_Task statement_: A verbatim copy of the records is required, with all pictures left out.
— BEGIN Provided material —
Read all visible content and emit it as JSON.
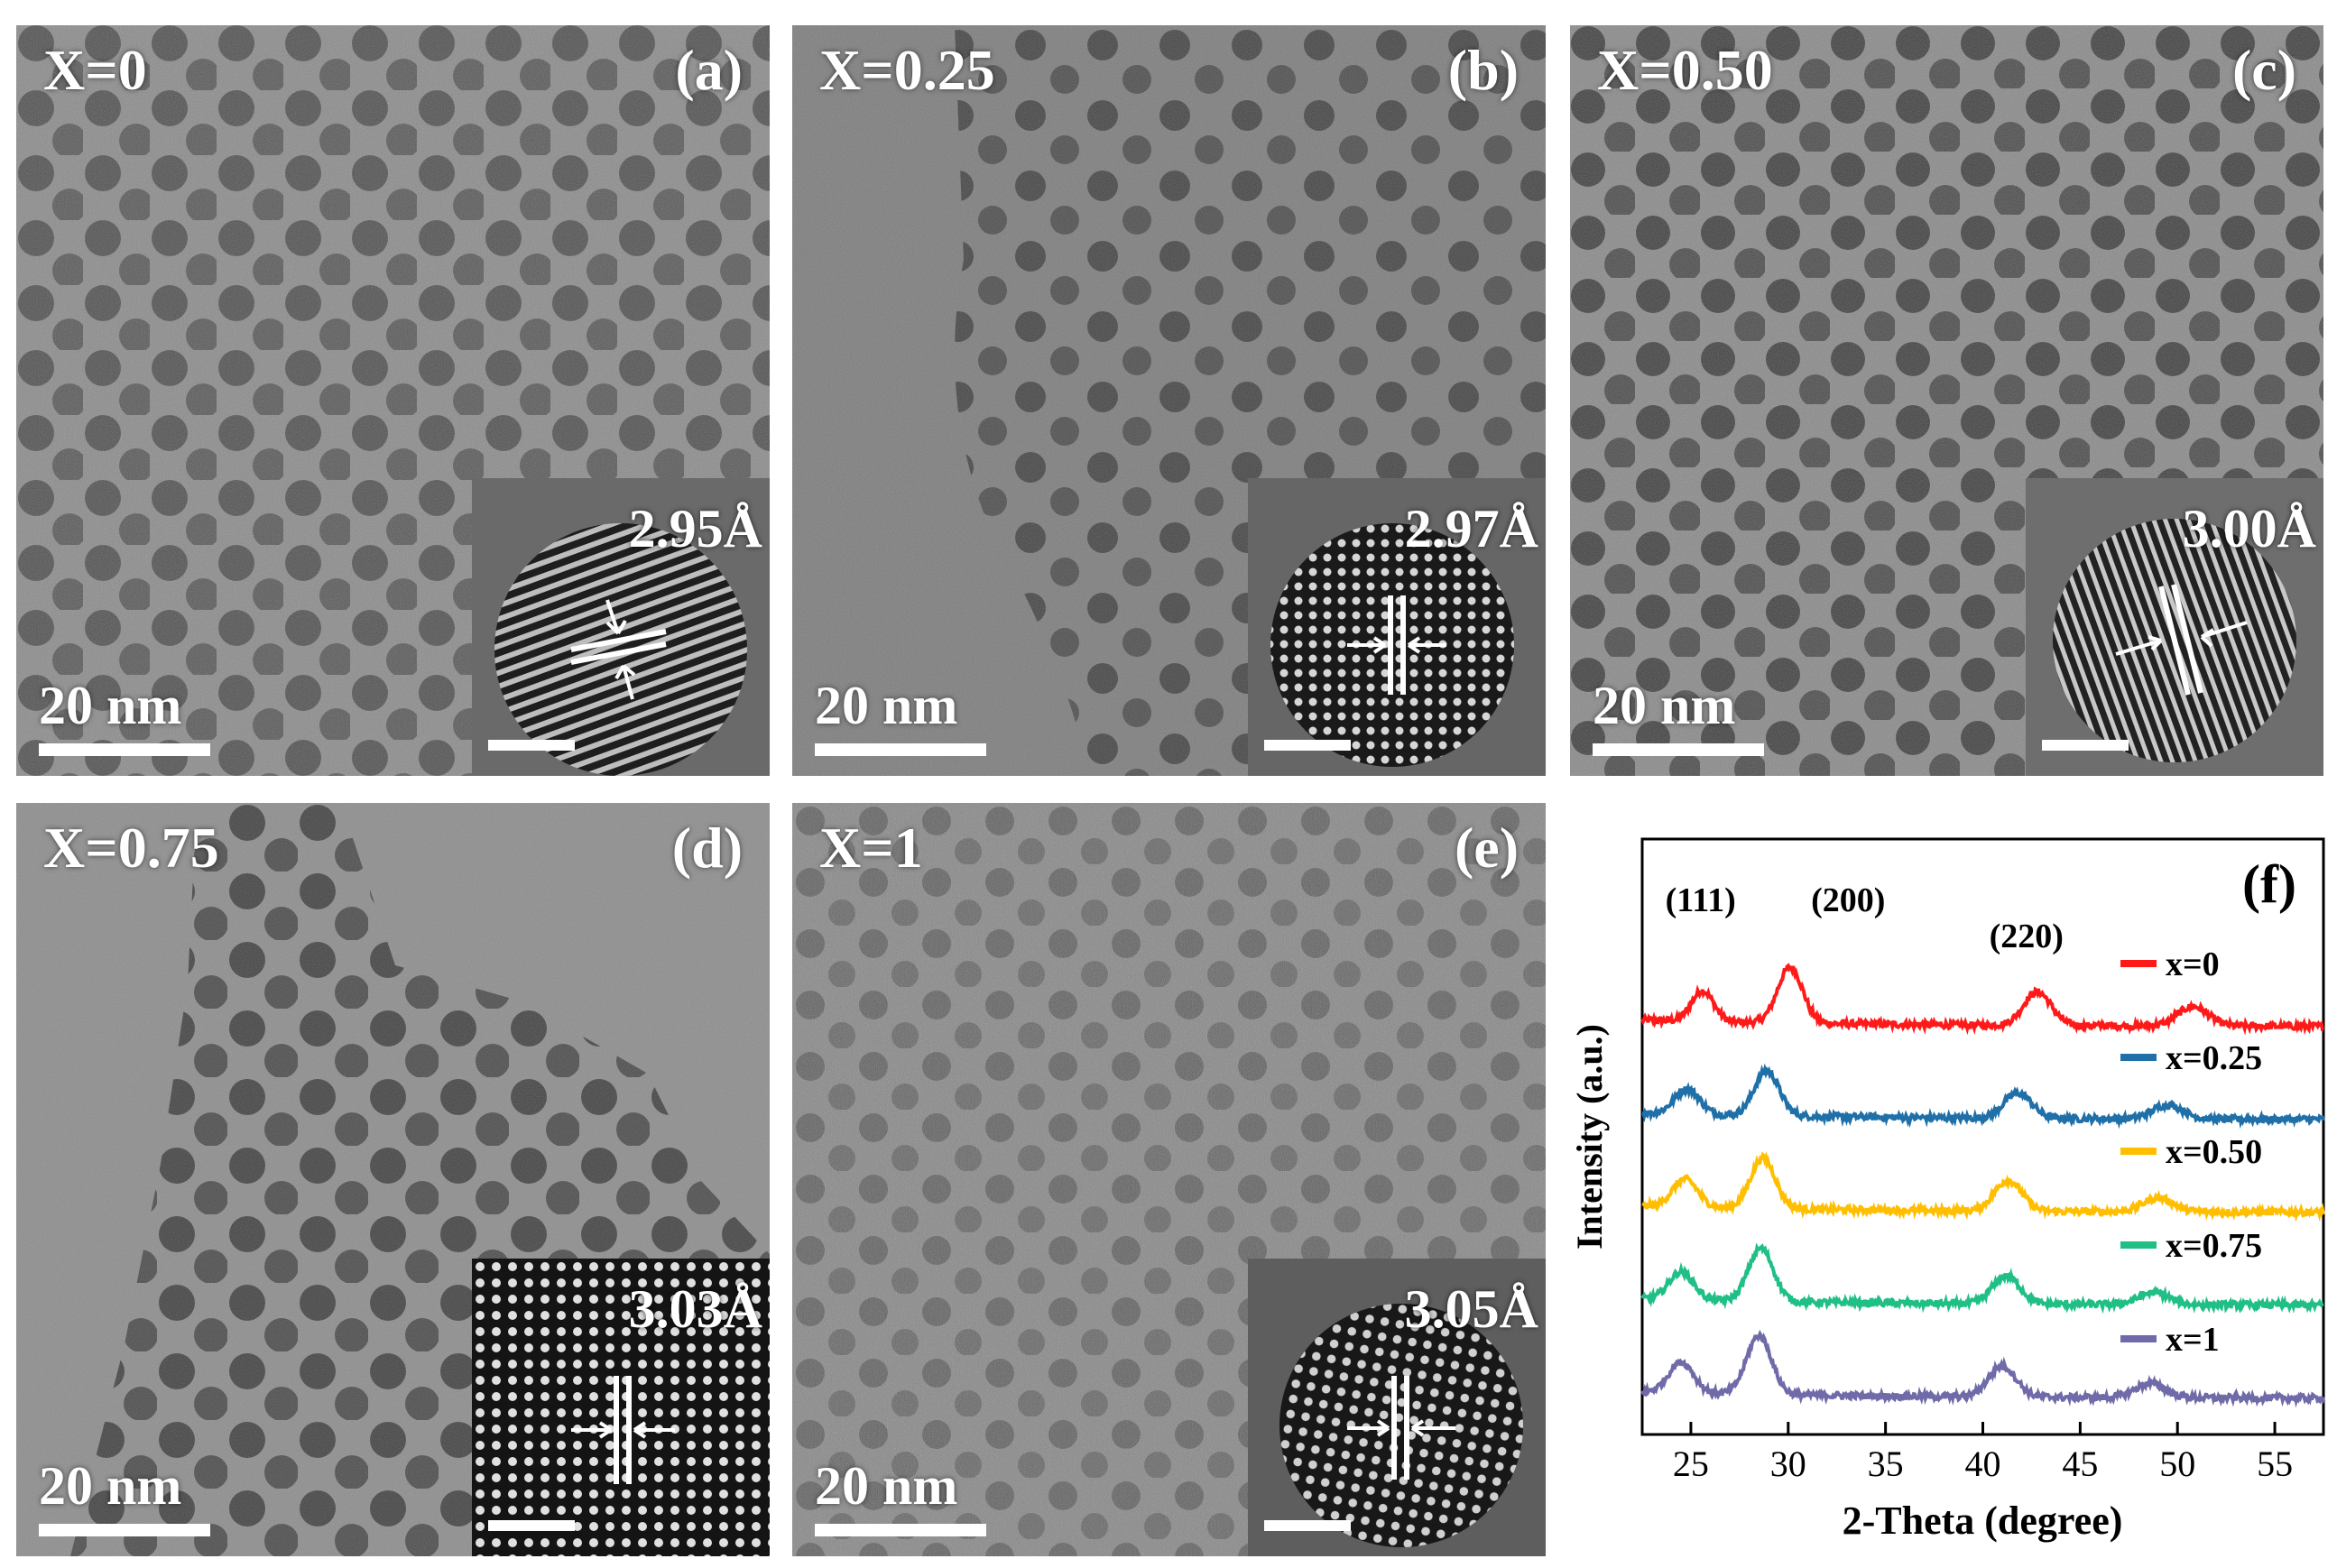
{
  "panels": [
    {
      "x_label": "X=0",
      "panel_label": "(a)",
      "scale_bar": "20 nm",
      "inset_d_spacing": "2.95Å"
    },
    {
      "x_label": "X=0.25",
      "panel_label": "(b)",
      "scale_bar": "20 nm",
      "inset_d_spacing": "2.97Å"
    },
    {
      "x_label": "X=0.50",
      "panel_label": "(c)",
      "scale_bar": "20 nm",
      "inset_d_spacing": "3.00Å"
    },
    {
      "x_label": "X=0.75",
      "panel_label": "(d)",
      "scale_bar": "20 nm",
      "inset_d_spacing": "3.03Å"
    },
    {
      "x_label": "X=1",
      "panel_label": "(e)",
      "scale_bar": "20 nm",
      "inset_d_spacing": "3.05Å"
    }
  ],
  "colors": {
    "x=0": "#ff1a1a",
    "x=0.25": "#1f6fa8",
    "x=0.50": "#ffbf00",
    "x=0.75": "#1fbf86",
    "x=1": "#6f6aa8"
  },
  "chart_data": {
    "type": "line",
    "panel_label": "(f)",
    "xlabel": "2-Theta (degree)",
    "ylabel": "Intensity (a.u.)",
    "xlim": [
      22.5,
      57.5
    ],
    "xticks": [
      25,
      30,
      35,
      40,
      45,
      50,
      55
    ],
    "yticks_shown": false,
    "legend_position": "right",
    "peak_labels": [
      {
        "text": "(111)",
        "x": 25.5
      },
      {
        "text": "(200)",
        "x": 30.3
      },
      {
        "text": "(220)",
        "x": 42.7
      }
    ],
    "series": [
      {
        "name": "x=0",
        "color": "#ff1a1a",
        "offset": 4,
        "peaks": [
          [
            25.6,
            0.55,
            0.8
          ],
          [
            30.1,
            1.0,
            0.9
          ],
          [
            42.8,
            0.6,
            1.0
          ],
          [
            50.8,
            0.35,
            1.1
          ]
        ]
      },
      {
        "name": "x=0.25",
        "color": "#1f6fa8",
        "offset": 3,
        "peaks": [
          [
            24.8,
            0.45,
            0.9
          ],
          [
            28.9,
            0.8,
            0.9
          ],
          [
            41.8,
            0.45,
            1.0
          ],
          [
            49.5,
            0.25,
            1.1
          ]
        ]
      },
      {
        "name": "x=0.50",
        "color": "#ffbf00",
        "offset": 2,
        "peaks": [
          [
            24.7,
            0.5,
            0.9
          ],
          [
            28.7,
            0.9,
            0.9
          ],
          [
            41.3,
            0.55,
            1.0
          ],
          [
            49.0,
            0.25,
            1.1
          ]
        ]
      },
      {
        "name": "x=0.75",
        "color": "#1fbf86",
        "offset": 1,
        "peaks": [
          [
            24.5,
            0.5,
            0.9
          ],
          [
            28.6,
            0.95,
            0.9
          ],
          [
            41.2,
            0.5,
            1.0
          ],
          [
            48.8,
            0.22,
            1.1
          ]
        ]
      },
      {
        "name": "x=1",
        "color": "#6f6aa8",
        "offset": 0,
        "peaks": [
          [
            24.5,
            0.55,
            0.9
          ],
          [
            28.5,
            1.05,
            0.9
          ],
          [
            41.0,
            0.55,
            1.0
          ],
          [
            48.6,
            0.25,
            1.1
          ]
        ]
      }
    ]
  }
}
— END Provided material —
_Answer for the task_:
Read all visible content and emit it as JSON.
{
  "panels": [
    {
      "x_label": "X=0",
      "panel_label": "(a)",
      "scale_bar": "20 nm",
      "inset_d_spacing": "2.95Å"
    },
    {
      "x_label": "X=0.25",
      "panel_label": "(b)",
      "scale_bar": "20 nm",
      "inset_d_spacing": "2.97Å"
    },
    {
      "x_label": "X=0.50",
      "panel_label": "(c)",
      "scale_bar": "20 nm",
      "inset_d_spacing": "3.00Å"
    },
    {
      "x_label": "X=0.75",
      "panel_label": "(d)",
      "scale_bar": "20 nm",
      "inset_d_spacing": "3.03Å"
    },
    {
      "x_label": "X=1",
      "panel_label": "(e)",
      "scale_bar": "20 nm",
      "inset_d_spacing": "3.05Å"
    }
  ],
  "colors": {
    "x=0": "#ff1a1a",
    "x=0.25": "#1f6fa8",
    "x=0.50": "#ffbf00",
    "x=0.75": "#1fbf86",
    "x=1": "#6f6aa8"
  },
  "chart_data": {
    "type": "line",
    "panel_label": "(f)",
    "xlabel": "2-Theta (degree)",
    "ylabel": "Intensity (a.u.)",
    "xlim": [
      22.5,
      57.5
    ],
    "xticks": [
      25,
      30,
      35,
      40,
      45,
      50,
      55
    ],
    "yticks_shown": false,
    "legend_position": "right",
    "peak_labels": [
      {
        "text": "(111)",
        "x": 25.5
      },
      {
        "text": "(200)",
        "x": 30.3
      },
      {
        "text": "(220)",
        "x": 42.7
      }
    ],
    "series": [
      {
        "name": "x=0",
        "color": "#ff1a1a",
        "offset": 4,
        "peaks": [
          [
            25.6,
            0.55,
            0.8
          ],
          [
            30.1,
            1.0,
            0.9
          ],
          [
            42.8,
            0.6,
            1.0
          ],
          [
            50.8,
            0.35,
            1.1
          ]
        ]
      },
      {
        "name": "x=0.25",
        "color": "#1f6fa8",
        "offset": 3,
        "peaks": [
          [
            24.8,
            0.45,
            0.9
          ],
          [
            28.9,
            0.8,
            0.9
          ],
          [
            41.8,
            0.45,
            1.0
          ],
          [
            49.5,
            0.25,
            1.1
          ]
        ]
      },
      {
        "name": "x=0.50",
        "color": "#ffbf00",
        "offset": 2,
        "peaks": [
          [
            24.7,
            0.5,
            0.9
          ],
          [
            28.7,
            0.9,
            0.9
          ],
          [
            41.3,
            0.55,
            1.0
          ],
          [
            49.0,
            0.25,
            1.1
          ]
        ]
      },
      {
        "name": "x=0.75",
        "color": "#1fbf86",
        "offset": 1,
        "peaks": [
          [
            24.5,
            0.5,
            0.9
          ],
          [
            28.6,
            0.95,
            0.9
          ],
          [
            41.2,
            0.5,
            1.0
          ],
          [
            48.8,
            0.22,
            1.1
          ]
        ]
      },
      {
        "name": "x=1",
        "color": "#6f6aa8",
        "offset": 0,
        "peaks": [
          [
            24.5,
            0.55,
            0.9
          ],
          [
            28.5,
            1.05,
            0.9
          ],
          [
            41.0,
            0.55,
            1.0
          ],
          [
            48.6,
            0.25,
            1.1
          ]
        ]
      }
    ]
  }
}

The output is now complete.